**Written request**
Make an exact copy of the entries below with the pictures removed.

::::

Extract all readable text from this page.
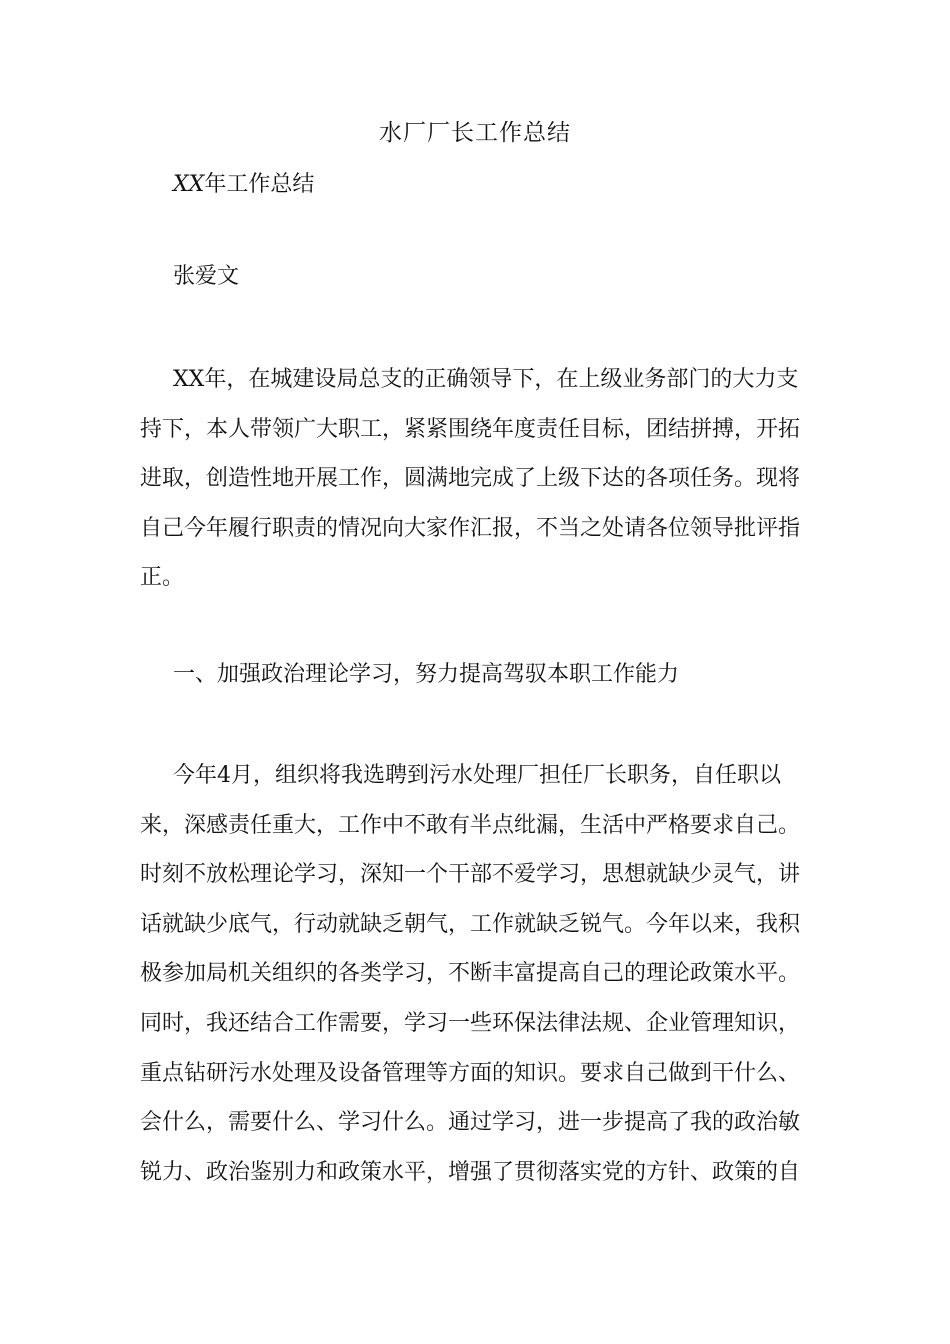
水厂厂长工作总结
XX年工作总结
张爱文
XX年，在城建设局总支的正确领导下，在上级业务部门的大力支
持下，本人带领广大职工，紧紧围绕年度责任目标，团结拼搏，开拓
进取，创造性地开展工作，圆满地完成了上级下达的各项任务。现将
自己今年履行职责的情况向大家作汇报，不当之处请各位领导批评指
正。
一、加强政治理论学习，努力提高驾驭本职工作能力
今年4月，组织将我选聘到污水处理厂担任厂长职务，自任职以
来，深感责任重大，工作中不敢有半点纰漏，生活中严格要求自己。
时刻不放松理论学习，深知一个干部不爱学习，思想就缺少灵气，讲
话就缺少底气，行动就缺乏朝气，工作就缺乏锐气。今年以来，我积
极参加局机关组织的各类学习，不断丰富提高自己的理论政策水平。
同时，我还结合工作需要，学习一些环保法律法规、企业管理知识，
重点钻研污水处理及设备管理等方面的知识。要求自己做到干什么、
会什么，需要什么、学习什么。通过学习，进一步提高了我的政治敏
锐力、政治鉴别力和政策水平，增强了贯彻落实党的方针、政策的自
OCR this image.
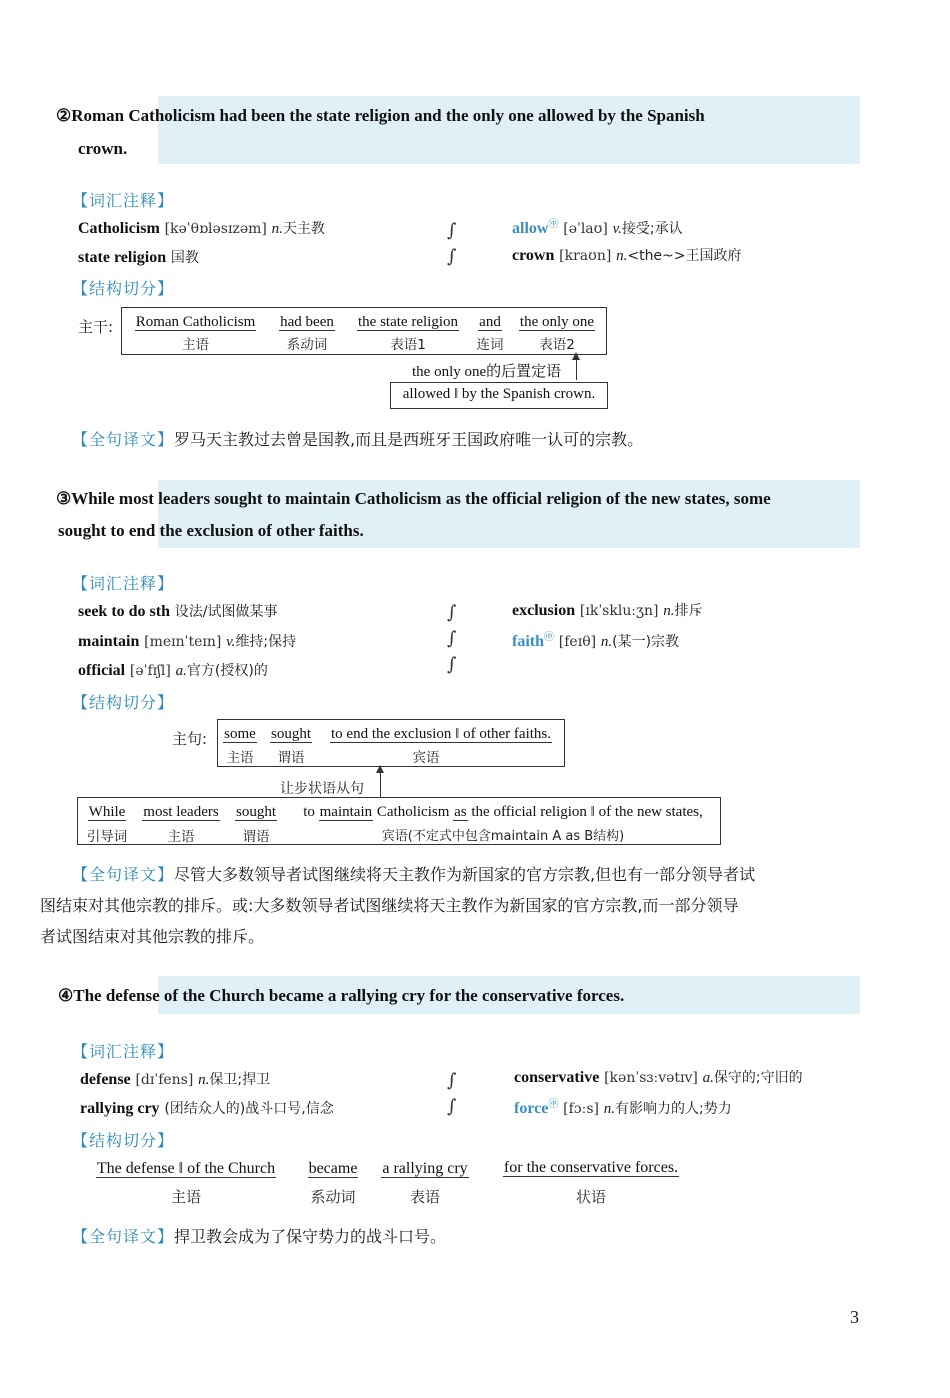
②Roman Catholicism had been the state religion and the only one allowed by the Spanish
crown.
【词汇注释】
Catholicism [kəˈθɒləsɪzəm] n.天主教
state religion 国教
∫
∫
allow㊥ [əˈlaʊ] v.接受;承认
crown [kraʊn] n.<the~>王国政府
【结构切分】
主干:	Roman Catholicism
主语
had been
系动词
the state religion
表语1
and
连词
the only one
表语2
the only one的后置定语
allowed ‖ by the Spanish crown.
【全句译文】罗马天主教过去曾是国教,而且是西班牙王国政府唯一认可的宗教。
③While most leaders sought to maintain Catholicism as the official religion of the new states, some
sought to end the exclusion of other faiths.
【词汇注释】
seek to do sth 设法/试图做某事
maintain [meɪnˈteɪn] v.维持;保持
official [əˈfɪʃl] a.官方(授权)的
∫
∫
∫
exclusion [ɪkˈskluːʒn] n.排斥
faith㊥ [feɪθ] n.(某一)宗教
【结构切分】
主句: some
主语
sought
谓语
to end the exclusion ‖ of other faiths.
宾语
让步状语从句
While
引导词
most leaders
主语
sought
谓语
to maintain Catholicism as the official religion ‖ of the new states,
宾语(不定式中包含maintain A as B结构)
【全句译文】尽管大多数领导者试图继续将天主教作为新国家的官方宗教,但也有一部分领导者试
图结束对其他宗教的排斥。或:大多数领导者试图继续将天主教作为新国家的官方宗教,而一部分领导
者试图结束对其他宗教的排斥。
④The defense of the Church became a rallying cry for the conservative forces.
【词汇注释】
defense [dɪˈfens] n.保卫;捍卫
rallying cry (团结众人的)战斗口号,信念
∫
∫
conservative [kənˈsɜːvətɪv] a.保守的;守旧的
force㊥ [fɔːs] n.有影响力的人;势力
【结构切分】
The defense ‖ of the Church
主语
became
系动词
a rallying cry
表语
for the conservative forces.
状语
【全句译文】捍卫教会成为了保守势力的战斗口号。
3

::::

**Response to the exercise**
Extract all readable text from this page.
水厂厂长工作总结
XX年工作总结
张爱文
XX年，在城建设局总支的正确领导下，在上级业务部门的大力支
持下，本人带领广大职工，紧紧围绕年度责任目标，团结拼搏，开拓
进取，创造性地开展工作，圆满地完成了上级下达的各项任务。现将
自己今年履行职责的情况向大家作汇报，不当之处请各位领导批评指
正。
一、加强政治理论学习，努力提高驾驭本职工作能力
今年4月，组织将我选聘到污水处理厂担任厂长职务，自任职以
来，深感责任重大，工作中不敢有半点纰漏，生活中严格要求自己。
时刻不放松理论学习，深知一个干部不爱学习，思想就缺少灵气，讲
话就缺少底气，行动就缺乏朝气，工作就缺乏锐气。今年以来，我积
极参加局机关组织的各类学习，不断丰富提高自己的理论政策水平。
同时，我还结合工作需要，学习一些环保法律法规、企业管理知识，
重点钻研污水处理及设备管理等方面的知识。要求自己做到干什么、
会什么，需要什么、学习什么。通过学习，进一步提高了我的政治敏
锐力、政治鉴别力和政策水平，增强了贯彻落实党的方针、政策的自
OCR this image.
②Roman Catholicism had been the state religion and the only one allowed by the Spanish
crown.
【词汇注释】
Catholicism [kəˈθɒləsɪzəm] n.天主教
state religion 国教
∫
∫
allow㊥ [əˈlaʊ] v.接受;承认
crown [kraʊn] n.<the~>王国政府
【结构切分】
主干:	Roman Catholicism
主语
had been
系动词
the state religion
表语1
and
连词
the only one
表语2
the only one的后置定语
allowed ‖ by the Spanish crown.
【全句译文】罗马天主教过去曾是国教,而且是西班牙王国政府唯一认可的宗教。
③While most leaders sought to maintain Catholicism as the official religion of the new states, some
sought to end the exclusion of other faiths.
【词汇注释】
seek to do sth 设法/试图做某事
maintain [meɪnˈteɪn] v.维持;保持
official [əˈfɪʃl] a.官方(授权)的
∫
∫
∫
exclusion [ɪkˈskluːʒn] n.排斥
faith㊥ [feɪθ] n.(某一)宗教
【结构切分】
主句: some
主语
sought
谓语
to end the exclusion ‖ of other faiths.
宾语
让步状语从句
While
引导词
most leaders
主语
sought
谓语
to maintain Catholicism as the official religion ‖ of the new states,
宾语(不定式中包含maintain A as B结构)
【全句译文】尽管大多数领导者试图继续将天主教作为新国家的官方宗教,但也有一部分领导者试
图结束对其他宗教的排斥。或:大多数领导者试图继续将天主教作为新国家的官方宗教,而一部分领导
者试图结束对其他宗教的排斥。
④The defense of the Church became a rallying cry for the conservative forces.
【词汇注释】
defense [dɪˈfens] n.保卫;捍卫
rallying cry (团结众人的)战斗口号,信念
∫
∫
conservative [kənˈsɜːvətɪv] a.保守的;守旧的
force㊥ [fɔːs] n.有影响力的人;势力
【结构切分】
The defense ‖ of the Church
主语
became
系动词
a rallying cry
表语
for the conservative forces.
状语
【全句译文】捍卫教会成为了保守势力的战斗口号。
3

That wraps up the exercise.